>>>>
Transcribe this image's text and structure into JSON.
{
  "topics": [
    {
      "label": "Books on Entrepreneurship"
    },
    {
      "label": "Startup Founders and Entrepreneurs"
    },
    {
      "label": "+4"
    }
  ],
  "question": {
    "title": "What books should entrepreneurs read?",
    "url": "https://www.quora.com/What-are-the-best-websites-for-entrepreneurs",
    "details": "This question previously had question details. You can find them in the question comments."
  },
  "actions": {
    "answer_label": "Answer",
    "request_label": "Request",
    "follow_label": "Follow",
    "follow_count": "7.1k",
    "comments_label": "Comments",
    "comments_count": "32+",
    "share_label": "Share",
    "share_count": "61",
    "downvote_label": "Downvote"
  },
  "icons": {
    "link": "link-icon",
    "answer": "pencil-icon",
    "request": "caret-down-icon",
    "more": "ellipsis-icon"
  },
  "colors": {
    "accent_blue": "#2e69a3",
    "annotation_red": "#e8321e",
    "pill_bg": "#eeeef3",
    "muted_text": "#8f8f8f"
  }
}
<<<<
Aim of the exercise: The records above must be repeated exactly, every one of them.

Solution to this exercise:
Transcribe this image's text and structure into JSON.
{
  "topics": [
    {
      "label": "Books on Entrepreneurship"
    },
    {
      "label": "Startup Founders and Entrepreneurs"
    },
    {
      "label": "+4"
    }
  ],
  "question": {
    "title": "What books should entrepreneurs read?",
    "url": "https://www.quora.com/What-are-the-best-websites-for-entrepreneurs",
    "details": "This question previously had question details. You can find them in the question comments."
  },
  "actions": {
    "answer_label": "Answer",
    "request_label": "Request",
    "follow_label": "Follow",
    "follow_count": "7.1k",
    "comments_label": "Comments",
    "comments_count": "32+",
    "share_label": "Share",
    "share_count": "61",
    "downvote_label": "Downvote"
  },
  "icons": {
    "link": "link-icon",
    "answer": "pencil-icon",
    "request": "caret-down-icon",
    "more": "ellipsis-icon"
  },
  "colors": {
    "accent_blue": "#2e69a3",
    "annotation_red": "#e8321e",
    "pill_bg": "#eeeef3",
    "muted_text": "#8f8f8f"
  }
}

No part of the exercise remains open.